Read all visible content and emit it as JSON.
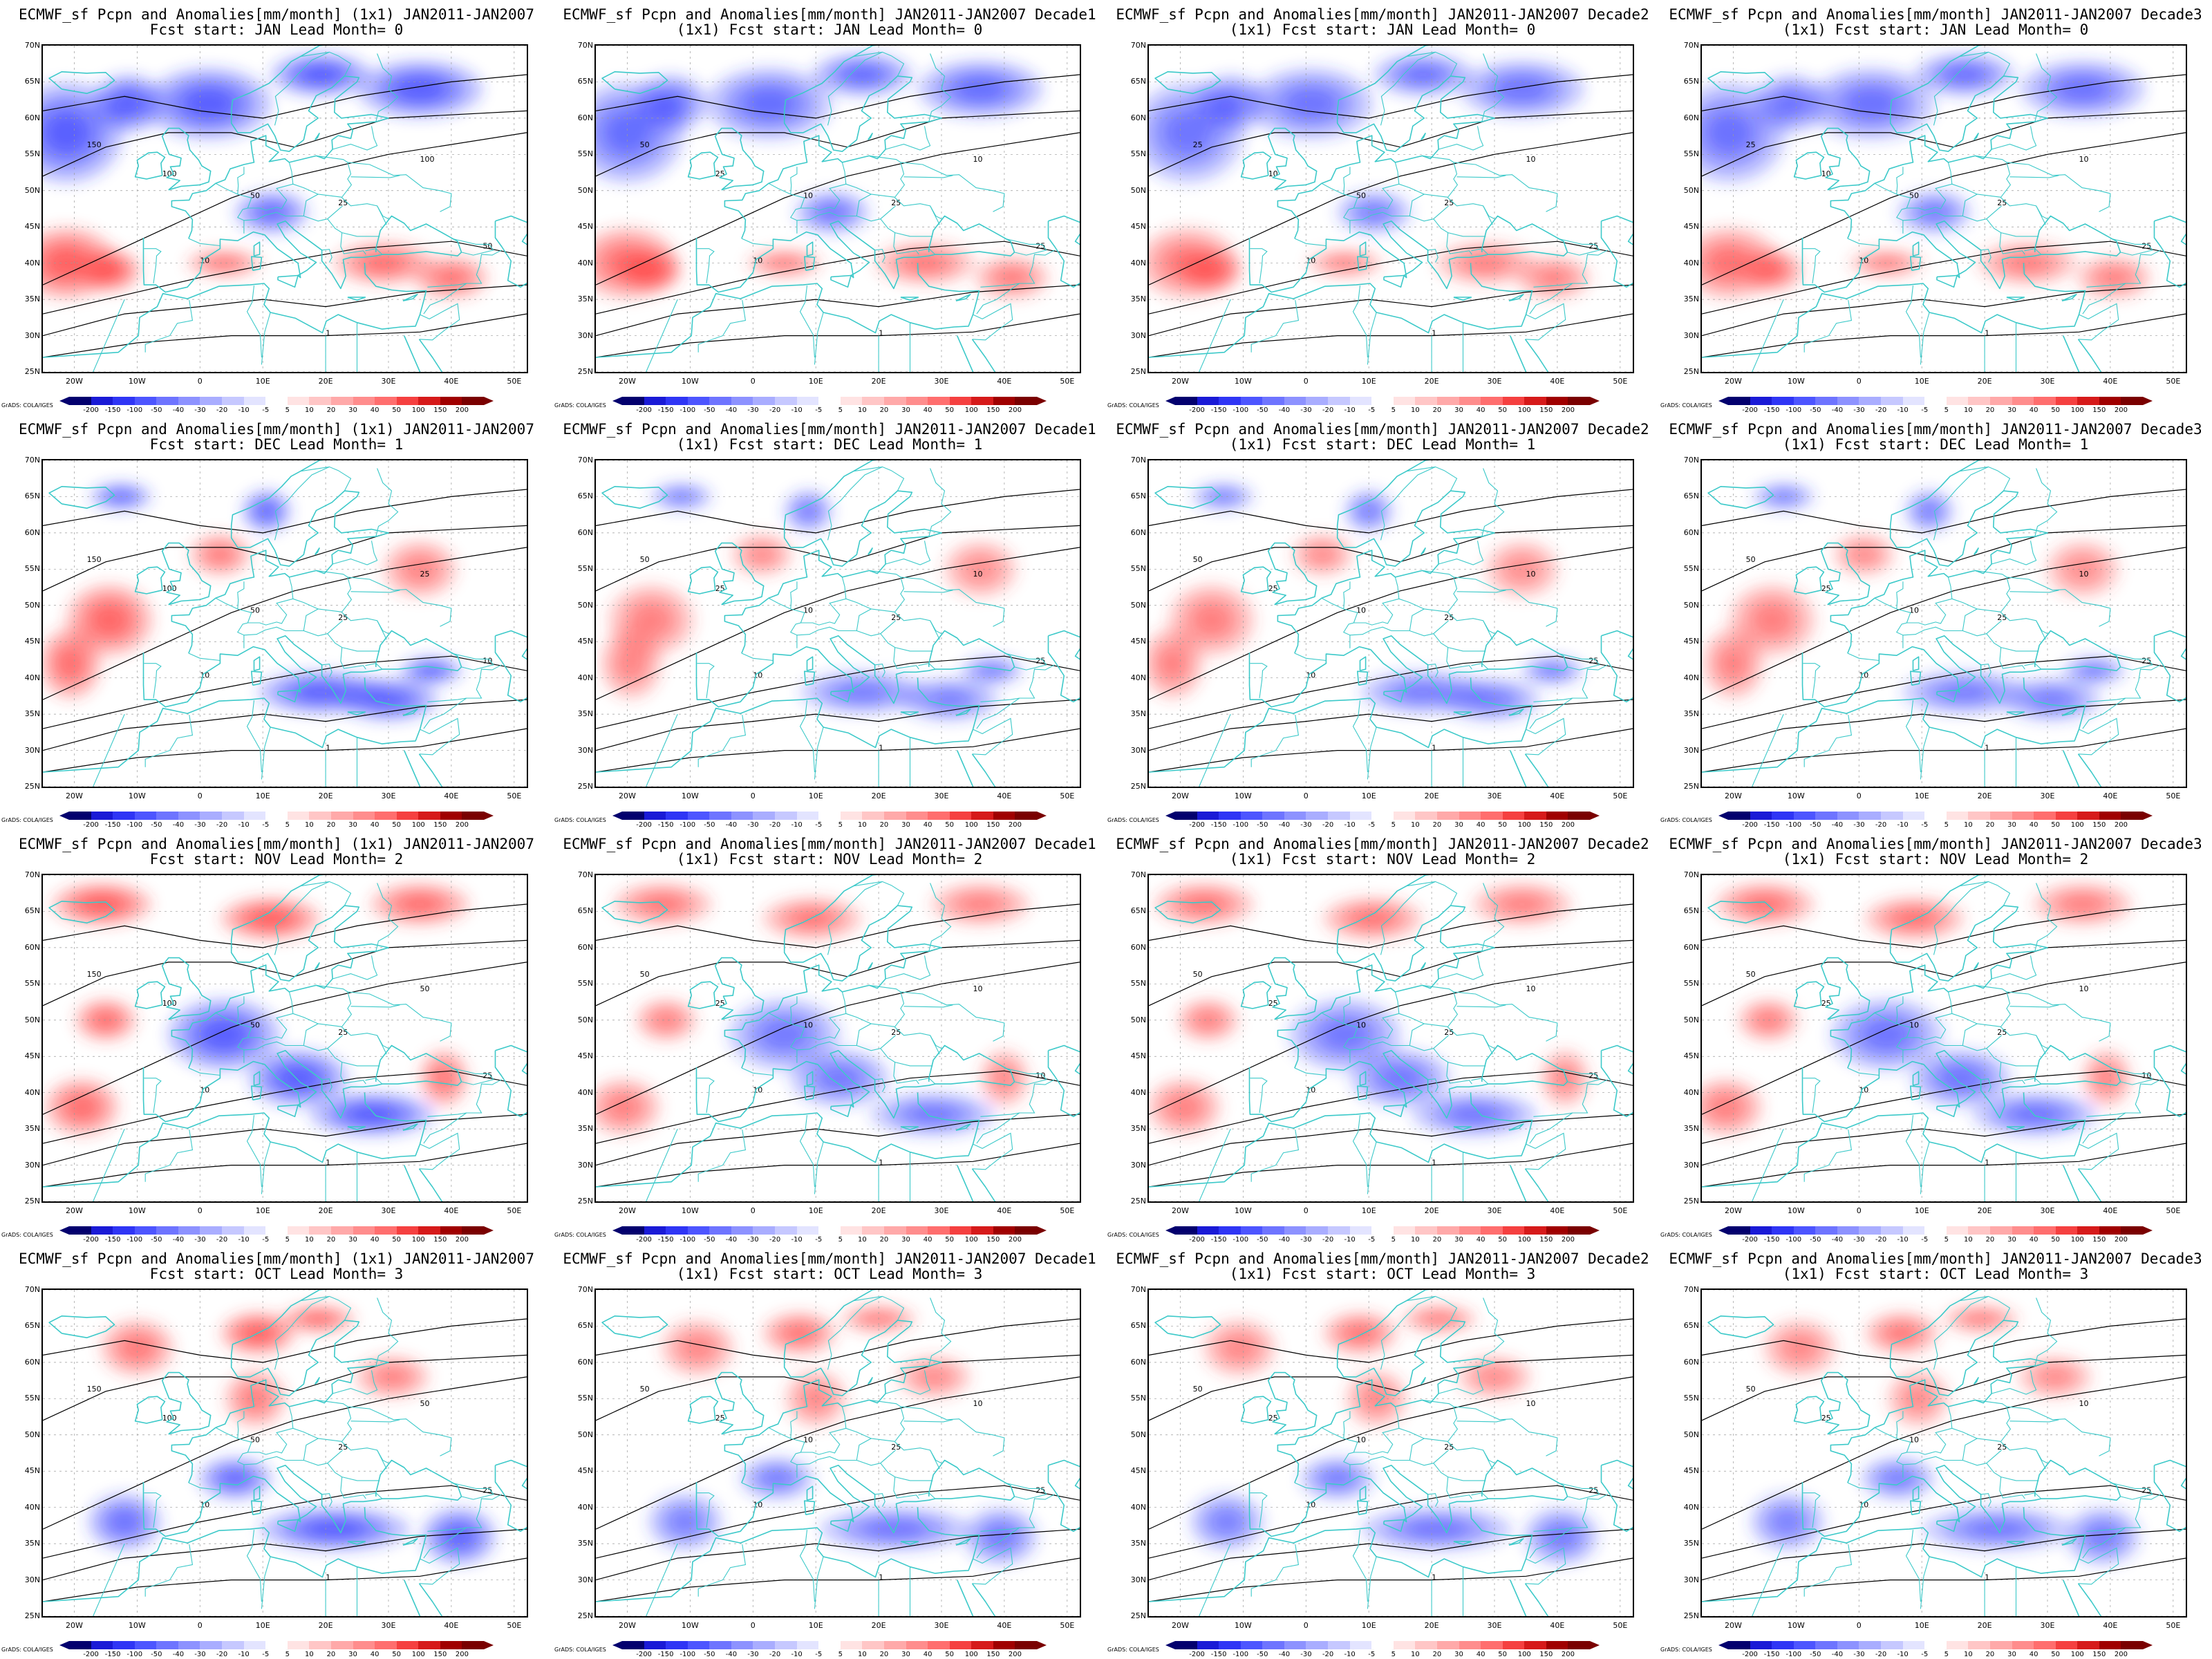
{
  "panels": [
    {
      "title1": "ECMWF_sf Pcpn and Anomalies[mm/month] (1x1) JAN2011-JAN2007",
      "title2": "Fcst start: JAN  Lead Month= 0",
      "intensity": 1.0,
      "contour_labels": [
        "150",
        "100",
        "50",
        "25",
        "10",
        "1",
        "100",
        "50"
      ]
    },
    {
      "title1": "ECMWF_sf Pcpn and Anomalies[mm/month] JAN2011-JAN2007 Decade1",
      "title2": "(1x1) Fcst start: JAN  Lead Month= 0",
      "intensity": 0.7,
      "contour_labels": [
        "50",
        "25",
        "10",
        "25",
        "10",
        "1",
        "10",
        "25"
      ]
    },
    {
      "title1": "ECMWF_sf Pcpn and Anomalies[mm/month] JAN2011-JAN2007 Decade2",
      "title2": "(1x1) Fcst start: JAN  Lead Month= 0",
      "intensity": 0.55,
      "contour_labels": [
        "25",
        "10",
        "50",
        "25",
        "10",
        "1",
        "10",
        "25"
      ]
    },
    {
      "title1": "ECMWF_sf Pcpn and Anomalies[mm/month] JAN2011-JAN2007 Decade3",
      "title2": "(1x1) Fcst start: JAN  Lead Month= 0",
      "intensity": 0.6,
      "contour_labels": [
        "25",
        "10",
        "50",
        "25",
        "10",
        "1",
        "10",
        "25"
      ]
    },
    {
      "title1": "ECMWF_sf Pcpn and Anomalies[mm/month] (1x1) JAN2011-JAN2007",
      "title2": "Fcst start: DEC  Lead Month= 1",
      "intensity": 0.9,
      "contour_labels": [
        "150",
        "100",
        "50",
        "25",
        "10",
        "1",
        "25",
        "10"
      ]
    },
    {
      "title1": "ECMWF_sf Pcpn and Anomalies[mm/month] JAN2011-JAN2007 Decade1",
      "title2": "(1x1) Fcst start: DEC  Lead Month= 1",
      "intensity": 0.35,
      "contour_labels": [
        "50",
        "25",
        "10",
        "25",
        "10",
        "1",
        "10",
        "25"
      ]
    },
    {
      "title1": "ECMWF_sf Pcpn and Anomalies[mm/month] JAN2011-JAN2007 Decade2",
      "title2": "(1x1) Fcst start: DEC  Lead Month= 1",
      "intensity": 0.4,
      "contour_labels": [
        "50",
        "25",
        "10",
        "25",
        "10",
        "1",
        "10",
        "25"
      ]
    },
    {
      "title1": "ECMWF_sf Pcpn and Anomalies[mm/month] JAN2011-JAN2007 Decade3",
      "title2": "(1x1) Fcst start: DEC  Lead Month= 1",
      "intensity": 0.4,
      "contour_labels": [
        "50",
        "25",
        "10",
        "25",
        "10",
        "1",
        "10",
        "25"
      ]
    },
    {
      "title1": "ECMWF_sf Pcpn and Anomalies[mm/month] (1x1) JAN2011-JAN2007",
      "title2": "Fcst start: NOV  Lead Month= 2",
      "intensity": 1.0,
      "contour_labels": [
        "150",
        "100",
        "50",
        "25",
        "10",
        "1",
        "50",
        "25"
      ]
    },
    {
      "title1": "ECMWF_sf Pcpn and Anomalies[mm/month] JAN2011-JAN2007 Decade1",
      "title2": "(1x1) Fcst start: NOV  Lead Month= 2",
      "intensity": 0.45,
      "contour_labels": [
        "50",
        "25",
        "10",
        "25",
        "10",
        "1",
        "10",
        "10"
      ]
    },
    {
      "title1": "ECMWF_sf Pcpn and Anomalies[mm/month] JAN2011-JAN2007 Decade2",
      "title2": "(1x1) Fcst start: NOV  Lead Month= 2",
      "intensity": 0.5,
      "contour_labels": [
        "50",
        "25",
        "10",
        "25",
        "10",
        "1",
        "10",
        "25"
      ]
    },
    {
      "title1": "ECMWF_sf Pcpn and Anomalies[mm/month] JAN2011-JAN2007 Decade3",
      "title2": "(1x1) Fcst start: NOV  Lead Month= 2",
      "intensity": 0.55,
      "contour_labels": [
        "50",
        "25",
        "10",
        "25",
        "10",
        "1",
        "10",
        "10"
      ]
    },
    {
      "title1": "ECMWF_sf Pcpn and Anomalies[mm/month] (1x1) JAN2011-JAN2007",
      "title2": "Fcst start: OCT  Lead Month= 3",
      "intensity": 0.95,
      "contour_labels": [
        "150",
        "100",
        "50",
        "25",
        "10",
        "1",
        "50",
        "25"
      ]
    },
    {
      "title1": "ECMWF_sf Pcpn and Anomalies[mm/month] JAN2011-JAN2007 Decade1",
      "title2": "(1x1) Fcst start: OCT  Lead Month= 3",
      "intensity": 0.5,
      "contour_labels": [
        "50",
        "25",
        "10",
        "25",
        "10",
        "1",
        "10",
        "25"
      ]
    },
    {
      "title1": "ECMWF_sf Pcpn and Anomalies[mm/month] JAN2011-JAN2007 Decade2",
      "title2": "(1x1) Fcst start: OCT  Lead Month= 3",
      "intensity": 0.5,
      "contour_labels": [
        "50",
        "25",
        "10",
        "25",
        "10",
        "1",
        "10",
        "25"
      ]
    },
    {
      "title1": "ECMWF_sf Pcpn and Anomalies[mm/month] JAN2011-JAN2007 Decade3",
      "title2": "(1x1) Fcst start: OCT  Lead Month= 3",
      "intensity": 0.45,
      "contour_labels": [
        "50",
        "25",
        "10",
        "25",
        "10",
        "1",
        "10",
        "25"
      ]
    }
  ],
  "axes": {
    "lat_labels": [
      "70N",
      "65N",
      "60N",
      "55N",
      "50N",
      "45N",
      "40N",
      "35N",
      "30N",
      "25N"
    ],
    "lon_labels": [
      "20W",
      "10W",
      "0",
      "10E",
      "20E",
      "30E",
      "40E",
      "50E"
    ]
  },
  "colorbar": {
    "labels": [
      "-200",
      "-150",
      "-100",
      "-50",
      "-40",
      "-30",
      "-20",
      "-10",
      "-5",
      "5",
      "10",
      "20",
      "30",
      "40",
      "50",
      "100",
      "150",
      "200"
    ],
    "colors": [
      "#03006e",
      "#1a1ad6",
      "#2f35f5",
      "#4d55ff",
      "#6e74ff",
      "#8d92ff",
      "#a9adff",
      "#c6c8ff",
      "#e3e4ff",
      "#ffffff",
      "#ffe3e3",
      "#ffc6c6",
      "#ffa9a9",
      "#ff8d8d",
      "#ff6e6e",
      "#f54040",
      "#d61a1a",
      "#a00000",
      "#7a0000"
    ],
    "credit": "GrADS: COLA/IGES"
  },
  "colors": {
    "coast": "#3cc9c9",
    "contour": "#000000",
    "neg": "#3039ff",
    "pos": "#ff3b3b"
  }
}
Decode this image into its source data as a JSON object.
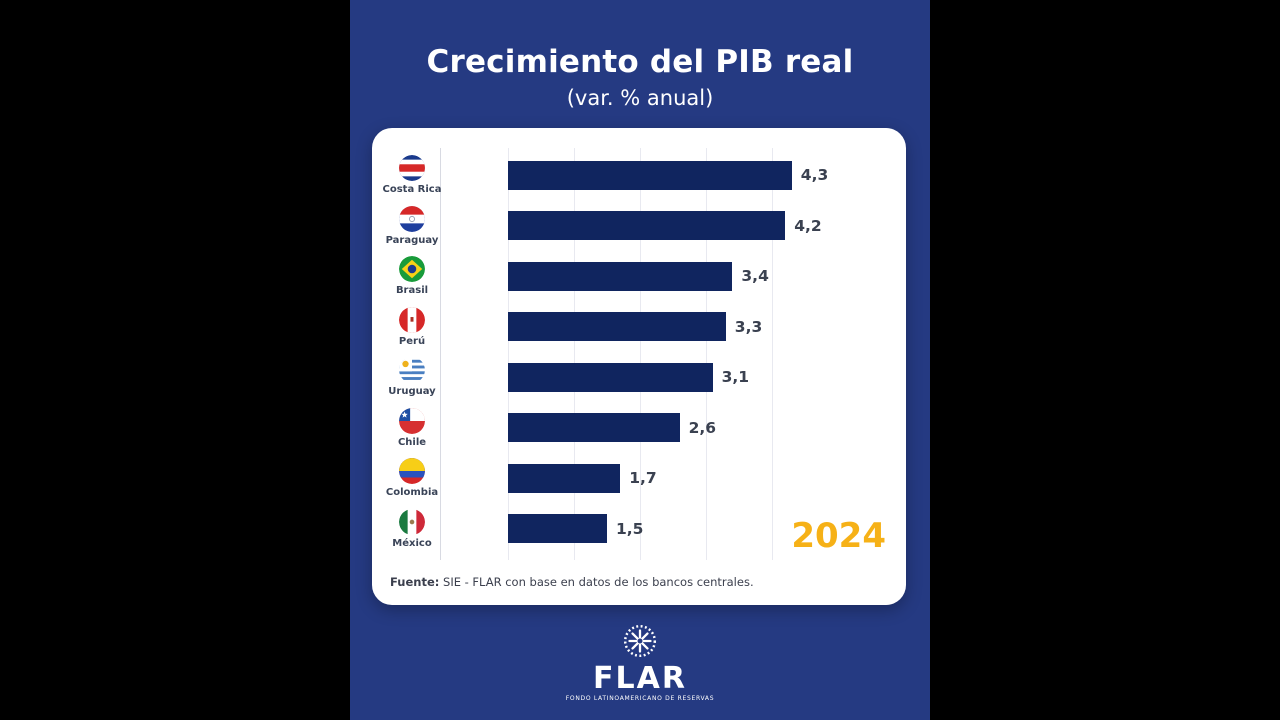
{
  "header": {
    "title": "Crecimiento del PIB real",
    "subtitle": "(var. % anual)"
  },
  "year_badge": "2024",
  "source": {
    "label": "Fuente:",
    "text": " SIE - FLAR con base en datos de los bancos centrales."
  },
  "logo": {
    "emblem_icon": "flar-wreath-star-emblem",
    "name": "FLAR",
    "tagline": "FONDO LATINOAMERICANO DE RESERVAS"
  },
  "colors": {
    "background": "#253a82",
    "card": "#ffffff",
    "bar": "#10255f",
    "value_label": "#3a4150",
    "country_label": "#394357",
    "year": "#f6b117",
    "grid": "#e8e9f0",
    "divider": "#d8dae2",
    "text_light": "#ffffff",
    "source_text": "#3b3f4d"
  },
  "chart_data": {
    "type": "bar",
    "orientation": "horizontal",
    "title": "Crecimiento del PIB real",
    "subtitle": "(var. % anual)",
    "year": "2024",
    "categories": [
      "Costa Rica",
      "Paraguay",
      "Brasil",
      "Perú",
      "Uruguay",
      "Chile",
      "Colombia",
      "México"
    ],
    "values": [
      4.3,
      4.2,
      3.4,
      3.3,
      3.1,
      2.6,
      1.7,
      1.5
    ],
    "value_labels": [
      "4,3",
      "4,2",
      "3,4",
      "3,3",
      "3,1",
      "2,6",
      "1,7",
      "1,5"
    ],
    "flag_icons": [
      "flag-costa-rica",
      "flag-paraguay",
      "flag-brasil",
      "flag-peru",
      "flag-uruguay",
      "flag-chile",
      "flag-colombia",
      "flag-mexico"
    ],
    "xlim": [
      0,
      4.5
    ],
    "gridlines": [
      0,
      1,
      2,
      3,
      4
    ],
    "legend": false,
    "source": "Fuente: SIE - FLAR con base en datos de los bancos centrales."
  }
}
● ● ●
▸ What this task involves
Report how many lines in the records hold the word "datos", giving the number and nothing else.

▸ Solution for this exercise
2